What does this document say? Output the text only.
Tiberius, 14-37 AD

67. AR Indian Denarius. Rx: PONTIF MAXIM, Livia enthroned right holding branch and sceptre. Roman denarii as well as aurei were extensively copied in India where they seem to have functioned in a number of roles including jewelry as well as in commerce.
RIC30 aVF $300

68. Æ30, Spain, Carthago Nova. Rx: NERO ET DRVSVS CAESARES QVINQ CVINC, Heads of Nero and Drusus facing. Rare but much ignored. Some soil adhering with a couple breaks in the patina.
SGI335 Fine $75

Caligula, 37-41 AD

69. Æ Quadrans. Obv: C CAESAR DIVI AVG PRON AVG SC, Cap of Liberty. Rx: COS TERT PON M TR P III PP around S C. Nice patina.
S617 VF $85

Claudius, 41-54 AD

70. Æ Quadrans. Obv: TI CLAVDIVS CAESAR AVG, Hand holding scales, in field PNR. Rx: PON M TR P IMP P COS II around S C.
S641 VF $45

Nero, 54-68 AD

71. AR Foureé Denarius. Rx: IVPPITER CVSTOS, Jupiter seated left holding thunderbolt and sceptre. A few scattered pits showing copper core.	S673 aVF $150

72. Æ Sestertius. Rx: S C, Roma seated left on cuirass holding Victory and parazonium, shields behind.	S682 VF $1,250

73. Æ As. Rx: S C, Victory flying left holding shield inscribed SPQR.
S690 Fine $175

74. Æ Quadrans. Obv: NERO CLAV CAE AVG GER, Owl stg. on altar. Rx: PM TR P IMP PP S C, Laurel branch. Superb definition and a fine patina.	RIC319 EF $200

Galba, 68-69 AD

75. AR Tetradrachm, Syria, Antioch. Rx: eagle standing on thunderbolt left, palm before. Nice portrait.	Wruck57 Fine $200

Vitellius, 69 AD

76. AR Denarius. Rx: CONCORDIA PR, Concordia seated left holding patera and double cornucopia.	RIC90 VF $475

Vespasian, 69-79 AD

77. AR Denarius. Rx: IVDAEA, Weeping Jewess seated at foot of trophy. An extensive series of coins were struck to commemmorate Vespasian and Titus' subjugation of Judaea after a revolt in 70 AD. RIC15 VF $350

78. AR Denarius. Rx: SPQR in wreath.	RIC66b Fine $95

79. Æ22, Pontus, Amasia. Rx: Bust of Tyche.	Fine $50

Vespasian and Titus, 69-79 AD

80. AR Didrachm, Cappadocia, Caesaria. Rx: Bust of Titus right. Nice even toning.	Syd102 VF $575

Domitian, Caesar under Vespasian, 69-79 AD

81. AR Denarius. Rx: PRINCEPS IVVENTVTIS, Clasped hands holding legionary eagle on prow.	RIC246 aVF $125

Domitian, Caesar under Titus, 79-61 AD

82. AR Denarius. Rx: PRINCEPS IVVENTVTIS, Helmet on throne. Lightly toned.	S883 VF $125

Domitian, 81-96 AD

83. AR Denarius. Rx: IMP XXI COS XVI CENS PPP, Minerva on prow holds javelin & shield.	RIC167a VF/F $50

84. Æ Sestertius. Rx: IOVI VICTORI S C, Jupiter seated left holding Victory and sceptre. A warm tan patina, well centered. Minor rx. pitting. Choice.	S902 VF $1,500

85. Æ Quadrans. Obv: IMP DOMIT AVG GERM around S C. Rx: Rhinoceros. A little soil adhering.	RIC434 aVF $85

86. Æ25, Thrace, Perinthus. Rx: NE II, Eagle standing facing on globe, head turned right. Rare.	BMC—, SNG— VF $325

What is being asked
Return all of the entries exactly as written.

The output
What does this document say? Output the text only.
Tiberius, 14-37 AD

67. AR Indian Denarius. Rx: PONTIF MAXIM, Livia enthroned right holding branch and sceptre. Roman denarii as well as aurei were extensively copied in India where they seem to have functioned in a number of roles including jewelry as well as in commerce.
RIC30 aVF $300

68. Æ30, Spain, Carthago Nova. Rx: NERO ET DRVSVS CAESARES QVINQ CVINC, Heads of Nero and Drusus facing. Rare but much ignored. Some soil adhering with a couple breaks in the patina.
SGI335 Fine $75

Caligula, 37-41 AD

69. Æ Quadrans. Obv: C CAESAR DIVI AVG PRON AVG SC, Cap of Liberty. Rx: COS TERT PON M TR P III PP around S C. Nice patina.
S617 VF $85

Claudius, 41-54 AD

70. Æ Quadrans. Obv: TI CLAVDIVS CAESAR AVG, Hand holding scales, in field PNR. Rx: PON M TR P IMP P COS II around S C.
S641 VF $45

Nero, 54-68 AD

71. AR Foureé Denarius. Rx: IVPPITER CVSTOS, Jupiter seated left holding thunderbolt and sceptre. A few scattered pits showing copper core.	S673 aVF $150

72. Æ Sestertius. Rx: S C, Roma seated left on cuirass holding Victory and parazonium, shields behind.	S682 VF $1,250

73. Æ As. Rx: S C, Victory flying left holding shield inscribed SPQR.
S690 Fine $175

74. Æ Quadrans. Obv: NERO CLAV CAE AVG GER, Owl stg. on altar. Rx: PM TR P IMP PP S C, Laurel branch. Superb definition and a fine patina.	RIC319 EF $200

Galba, 68-69 AD

75. AR Tetradrachm, Syria, Antioch. Rx: eagle standing on thunderbolt left, palm before. Nice portrait.	Wruck57 Fine $200

Vitellius, 69 AD

76. AR Denarius. Rx: CONCORDIA PR, Concordia seated left holding patera and double cornucopia.	RIC90 VF $475

Vespasian, 69-79 AD

77. AR Denarius. Rx: IVDAEA, Weeping Jewess seated at foot of trophy. An extensive series of coins were struck to commemmorate Vespasian and Titus' subjugation of Judaea after a revolt in 70 AD. RIC15 VF $350

78. AR Denarius. Rx: SPQR in wreath.	RIC66b Fine $95

79. Æ22, Pontus, Amasia. Rx: Bust of Tyche.	Fine $50

Vespasian and Titus, 69-79 AD

80. AR Didrachm, Cappadocia, Caesaria. Rx: Bust of Titus right. Nice even toning.	Syd102 VF $575

Domitian, Caesar under Vespasian, 69-79 AD

81. AR Denarius. Rx: PRINCEPS IVVENTVTIS, Clasped hands holding legionary eagle on prow.	RIC246 aVF $125

Domitian, Caesar under Titus, 79-61 AD

82. AR Denarius. Rx: PRINCEPS IVVENTVTIS, Helmet on throne. Lightly toned.	S883 VF $125

Domitian, 81-96 AD

83. AR Denarius. Rx: IMP XXI COS XVI CENS PPP, Minerva on prow holds javelin & shield.	RIC167a VF/F $50

84. Æ Sestertius. Rx: IOVI VICTORI S C, Jupiter seated left holding Victory and sceptre. A warm tan patina, well centered. Minor rx. pitting. Choice.	S902 VF $1,500

85. Æ Quadrans. Obv: IMP DOMIT AVG GERM around S C. Rx: Rhinoceros. A little soil adhering.	RIC434 aVF $85

86. Æ25, Thrace, Perinthus. Rx: NE II, Eagle standing facing on globe, head turned right. Rare.	BMC—, SNG— VF $325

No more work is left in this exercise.